start GIVEN DATA

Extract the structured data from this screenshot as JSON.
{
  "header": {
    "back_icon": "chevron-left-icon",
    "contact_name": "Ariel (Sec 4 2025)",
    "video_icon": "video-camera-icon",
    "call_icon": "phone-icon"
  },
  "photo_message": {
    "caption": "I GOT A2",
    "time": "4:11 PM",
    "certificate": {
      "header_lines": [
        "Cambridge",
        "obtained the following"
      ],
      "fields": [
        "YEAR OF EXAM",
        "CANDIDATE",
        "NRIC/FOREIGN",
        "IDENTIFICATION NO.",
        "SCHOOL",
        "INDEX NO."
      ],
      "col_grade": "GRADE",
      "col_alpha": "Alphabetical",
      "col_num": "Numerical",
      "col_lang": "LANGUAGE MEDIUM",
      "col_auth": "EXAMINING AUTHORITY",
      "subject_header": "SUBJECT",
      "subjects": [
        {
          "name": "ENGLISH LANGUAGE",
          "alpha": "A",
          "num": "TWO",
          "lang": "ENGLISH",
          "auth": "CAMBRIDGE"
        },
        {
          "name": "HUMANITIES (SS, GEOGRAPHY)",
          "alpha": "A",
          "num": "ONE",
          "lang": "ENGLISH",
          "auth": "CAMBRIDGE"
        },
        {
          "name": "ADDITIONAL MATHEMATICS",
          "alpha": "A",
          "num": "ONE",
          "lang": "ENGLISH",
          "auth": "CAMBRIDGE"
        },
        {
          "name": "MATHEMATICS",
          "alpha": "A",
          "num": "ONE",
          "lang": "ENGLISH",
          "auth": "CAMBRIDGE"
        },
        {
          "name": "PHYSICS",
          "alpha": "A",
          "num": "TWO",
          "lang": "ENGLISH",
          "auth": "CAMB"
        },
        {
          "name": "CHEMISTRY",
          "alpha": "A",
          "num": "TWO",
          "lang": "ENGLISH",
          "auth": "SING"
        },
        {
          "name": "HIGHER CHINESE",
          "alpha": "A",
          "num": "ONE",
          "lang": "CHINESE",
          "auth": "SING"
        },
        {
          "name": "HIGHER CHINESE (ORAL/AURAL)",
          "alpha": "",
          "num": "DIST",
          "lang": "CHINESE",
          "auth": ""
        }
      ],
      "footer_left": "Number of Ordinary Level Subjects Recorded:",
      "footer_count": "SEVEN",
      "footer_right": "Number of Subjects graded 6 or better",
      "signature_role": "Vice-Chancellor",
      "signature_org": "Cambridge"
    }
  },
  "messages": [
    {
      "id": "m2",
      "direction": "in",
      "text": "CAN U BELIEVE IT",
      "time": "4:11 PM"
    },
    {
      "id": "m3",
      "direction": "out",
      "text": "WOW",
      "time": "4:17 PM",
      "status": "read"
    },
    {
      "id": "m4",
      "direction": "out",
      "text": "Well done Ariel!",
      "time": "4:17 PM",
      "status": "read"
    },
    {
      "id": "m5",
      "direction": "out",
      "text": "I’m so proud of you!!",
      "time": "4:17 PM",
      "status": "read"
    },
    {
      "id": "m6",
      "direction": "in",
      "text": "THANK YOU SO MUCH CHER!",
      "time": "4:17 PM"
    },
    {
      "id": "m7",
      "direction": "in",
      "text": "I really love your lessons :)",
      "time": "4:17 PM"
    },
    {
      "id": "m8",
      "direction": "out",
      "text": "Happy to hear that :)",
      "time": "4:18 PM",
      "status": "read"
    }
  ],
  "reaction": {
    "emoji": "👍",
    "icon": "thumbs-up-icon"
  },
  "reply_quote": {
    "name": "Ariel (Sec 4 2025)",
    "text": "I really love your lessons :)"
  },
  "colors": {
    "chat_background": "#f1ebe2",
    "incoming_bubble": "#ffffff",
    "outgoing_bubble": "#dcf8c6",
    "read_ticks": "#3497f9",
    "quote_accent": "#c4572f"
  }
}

end GIVEN DATA

[WHAT IS EXPECTED] Return each line in the records that holds the string "CHINESE".

[WRITTEN REPLY]
          "name": "HIGHER CHINESE",
          "lang": "CHINESE",
          "name": "HIGHER CHINESE (ORAL/AURAL)",
          "lang": "CHINESE",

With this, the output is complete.